> [Requirement]:
In the records below, work out how many lines hold the word "店面销售的意义与顾客心理". Report the number alone.

___ Records for the task ___

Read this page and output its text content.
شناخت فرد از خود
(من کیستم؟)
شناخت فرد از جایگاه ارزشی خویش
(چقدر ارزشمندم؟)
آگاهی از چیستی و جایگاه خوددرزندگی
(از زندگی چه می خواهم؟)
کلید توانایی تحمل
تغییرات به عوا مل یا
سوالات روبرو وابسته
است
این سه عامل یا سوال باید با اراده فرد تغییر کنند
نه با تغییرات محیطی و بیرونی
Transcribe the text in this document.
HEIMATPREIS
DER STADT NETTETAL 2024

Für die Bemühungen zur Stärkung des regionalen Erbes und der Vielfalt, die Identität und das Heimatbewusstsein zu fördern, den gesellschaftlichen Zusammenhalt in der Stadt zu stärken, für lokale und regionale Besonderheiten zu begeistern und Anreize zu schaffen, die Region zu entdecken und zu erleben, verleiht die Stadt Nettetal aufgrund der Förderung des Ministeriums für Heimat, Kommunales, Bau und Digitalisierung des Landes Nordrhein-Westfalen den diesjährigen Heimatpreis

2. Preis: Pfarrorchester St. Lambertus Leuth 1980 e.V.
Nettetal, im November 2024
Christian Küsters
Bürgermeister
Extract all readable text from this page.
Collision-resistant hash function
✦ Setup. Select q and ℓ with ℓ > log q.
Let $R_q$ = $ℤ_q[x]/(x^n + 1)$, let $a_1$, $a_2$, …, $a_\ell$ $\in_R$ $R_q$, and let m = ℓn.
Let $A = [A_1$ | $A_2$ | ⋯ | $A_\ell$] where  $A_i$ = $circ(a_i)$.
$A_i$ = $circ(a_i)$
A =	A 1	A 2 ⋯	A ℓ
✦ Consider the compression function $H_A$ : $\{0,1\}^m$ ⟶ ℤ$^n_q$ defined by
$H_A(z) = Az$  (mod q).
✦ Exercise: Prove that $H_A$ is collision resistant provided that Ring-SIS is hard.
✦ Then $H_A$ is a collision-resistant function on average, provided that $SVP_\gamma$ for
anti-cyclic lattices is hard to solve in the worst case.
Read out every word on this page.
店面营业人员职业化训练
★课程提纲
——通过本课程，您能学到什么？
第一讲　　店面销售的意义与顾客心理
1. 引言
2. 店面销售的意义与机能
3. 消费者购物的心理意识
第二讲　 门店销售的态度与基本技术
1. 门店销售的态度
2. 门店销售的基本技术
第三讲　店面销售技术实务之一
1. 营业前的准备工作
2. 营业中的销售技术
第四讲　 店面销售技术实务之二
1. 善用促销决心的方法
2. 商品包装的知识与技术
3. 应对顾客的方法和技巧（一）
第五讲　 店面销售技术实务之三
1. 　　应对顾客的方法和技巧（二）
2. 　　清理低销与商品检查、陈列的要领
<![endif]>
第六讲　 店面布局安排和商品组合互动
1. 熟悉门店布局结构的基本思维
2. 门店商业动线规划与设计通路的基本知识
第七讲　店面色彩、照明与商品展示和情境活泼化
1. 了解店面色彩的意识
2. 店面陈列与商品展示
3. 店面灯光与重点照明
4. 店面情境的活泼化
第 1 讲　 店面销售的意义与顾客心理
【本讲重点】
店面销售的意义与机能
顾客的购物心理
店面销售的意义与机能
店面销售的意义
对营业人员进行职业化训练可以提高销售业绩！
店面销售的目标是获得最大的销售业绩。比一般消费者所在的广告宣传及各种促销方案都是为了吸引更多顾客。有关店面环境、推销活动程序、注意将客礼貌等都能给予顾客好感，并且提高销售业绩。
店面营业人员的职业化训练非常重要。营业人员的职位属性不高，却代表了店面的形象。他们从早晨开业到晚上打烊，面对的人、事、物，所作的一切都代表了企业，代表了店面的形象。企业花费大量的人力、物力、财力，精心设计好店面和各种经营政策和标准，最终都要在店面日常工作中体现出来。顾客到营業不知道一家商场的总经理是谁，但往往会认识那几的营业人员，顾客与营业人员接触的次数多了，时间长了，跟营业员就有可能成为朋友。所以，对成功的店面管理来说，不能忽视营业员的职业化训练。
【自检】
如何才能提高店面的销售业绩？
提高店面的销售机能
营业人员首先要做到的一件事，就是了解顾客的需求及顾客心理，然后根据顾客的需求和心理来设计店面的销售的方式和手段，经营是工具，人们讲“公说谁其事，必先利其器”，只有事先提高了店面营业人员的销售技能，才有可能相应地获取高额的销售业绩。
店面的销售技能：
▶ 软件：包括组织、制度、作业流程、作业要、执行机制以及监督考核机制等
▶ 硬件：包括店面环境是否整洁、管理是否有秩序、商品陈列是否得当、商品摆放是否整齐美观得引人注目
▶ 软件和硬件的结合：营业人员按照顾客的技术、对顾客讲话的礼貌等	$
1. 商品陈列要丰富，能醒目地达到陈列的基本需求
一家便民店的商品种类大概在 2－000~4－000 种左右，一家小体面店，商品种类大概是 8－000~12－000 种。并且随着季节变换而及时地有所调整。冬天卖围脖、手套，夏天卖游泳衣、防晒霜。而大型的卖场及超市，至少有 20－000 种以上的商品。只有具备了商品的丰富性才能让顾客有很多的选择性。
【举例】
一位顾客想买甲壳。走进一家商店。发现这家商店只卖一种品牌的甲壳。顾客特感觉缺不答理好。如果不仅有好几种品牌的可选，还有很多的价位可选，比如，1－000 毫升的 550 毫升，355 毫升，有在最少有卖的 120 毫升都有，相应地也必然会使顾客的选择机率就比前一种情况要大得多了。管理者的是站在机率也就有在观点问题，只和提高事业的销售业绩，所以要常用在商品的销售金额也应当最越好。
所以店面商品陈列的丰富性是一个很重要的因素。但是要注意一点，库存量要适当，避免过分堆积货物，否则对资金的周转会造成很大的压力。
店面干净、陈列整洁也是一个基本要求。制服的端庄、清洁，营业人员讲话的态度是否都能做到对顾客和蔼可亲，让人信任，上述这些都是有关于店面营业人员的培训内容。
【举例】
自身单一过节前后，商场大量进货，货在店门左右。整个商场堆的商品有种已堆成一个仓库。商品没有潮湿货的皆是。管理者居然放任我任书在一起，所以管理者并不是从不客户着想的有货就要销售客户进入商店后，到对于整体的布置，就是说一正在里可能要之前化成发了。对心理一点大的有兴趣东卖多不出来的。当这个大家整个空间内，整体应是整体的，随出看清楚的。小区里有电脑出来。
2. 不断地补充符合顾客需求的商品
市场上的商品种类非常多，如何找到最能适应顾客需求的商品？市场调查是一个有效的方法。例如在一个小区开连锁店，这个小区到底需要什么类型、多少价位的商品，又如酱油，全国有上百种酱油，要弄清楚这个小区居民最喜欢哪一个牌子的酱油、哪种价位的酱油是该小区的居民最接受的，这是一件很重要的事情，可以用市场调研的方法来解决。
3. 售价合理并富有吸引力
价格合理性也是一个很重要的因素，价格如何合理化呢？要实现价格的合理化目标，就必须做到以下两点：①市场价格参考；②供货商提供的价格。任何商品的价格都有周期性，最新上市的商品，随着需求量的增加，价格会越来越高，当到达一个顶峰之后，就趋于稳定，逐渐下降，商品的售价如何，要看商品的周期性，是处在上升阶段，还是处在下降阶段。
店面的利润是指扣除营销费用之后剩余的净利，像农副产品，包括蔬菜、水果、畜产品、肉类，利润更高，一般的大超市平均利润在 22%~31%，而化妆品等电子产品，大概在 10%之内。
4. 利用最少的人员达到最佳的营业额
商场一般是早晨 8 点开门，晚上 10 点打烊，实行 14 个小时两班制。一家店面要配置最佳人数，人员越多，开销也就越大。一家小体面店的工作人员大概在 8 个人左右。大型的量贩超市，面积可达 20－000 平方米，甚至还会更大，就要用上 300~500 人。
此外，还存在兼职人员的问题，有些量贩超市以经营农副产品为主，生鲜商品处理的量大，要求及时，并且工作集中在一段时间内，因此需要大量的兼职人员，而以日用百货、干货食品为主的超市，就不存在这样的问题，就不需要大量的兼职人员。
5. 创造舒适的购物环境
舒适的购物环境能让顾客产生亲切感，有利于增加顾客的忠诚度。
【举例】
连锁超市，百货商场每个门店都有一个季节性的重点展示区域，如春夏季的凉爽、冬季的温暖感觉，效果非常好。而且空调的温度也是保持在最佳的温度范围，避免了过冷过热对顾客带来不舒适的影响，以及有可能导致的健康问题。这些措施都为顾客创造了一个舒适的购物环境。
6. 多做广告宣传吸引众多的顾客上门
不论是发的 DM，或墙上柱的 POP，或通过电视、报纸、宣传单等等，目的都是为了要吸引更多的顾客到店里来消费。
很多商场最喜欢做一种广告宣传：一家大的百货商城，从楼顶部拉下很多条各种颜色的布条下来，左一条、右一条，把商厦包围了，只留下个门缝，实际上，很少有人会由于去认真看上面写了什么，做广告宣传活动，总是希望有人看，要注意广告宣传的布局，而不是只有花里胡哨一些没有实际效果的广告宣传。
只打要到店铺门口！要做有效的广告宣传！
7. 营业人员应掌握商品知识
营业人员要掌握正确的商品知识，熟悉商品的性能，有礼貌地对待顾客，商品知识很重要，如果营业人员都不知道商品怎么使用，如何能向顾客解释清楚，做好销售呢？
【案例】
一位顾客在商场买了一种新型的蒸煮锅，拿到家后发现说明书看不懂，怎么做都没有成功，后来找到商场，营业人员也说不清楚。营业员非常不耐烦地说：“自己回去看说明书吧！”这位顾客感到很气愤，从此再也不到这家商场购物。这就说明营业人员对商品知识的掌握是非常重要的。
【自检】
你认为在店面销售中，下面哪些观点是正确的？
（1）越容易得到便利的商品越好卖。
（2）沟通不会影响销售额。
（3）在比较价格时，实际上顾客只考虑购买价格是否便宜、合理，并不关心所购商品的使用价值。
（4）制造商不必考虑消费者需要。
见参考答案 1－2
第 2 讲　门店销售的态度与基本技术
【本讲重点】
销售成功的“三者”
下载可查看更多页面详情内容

___

> [Solved problem]:
2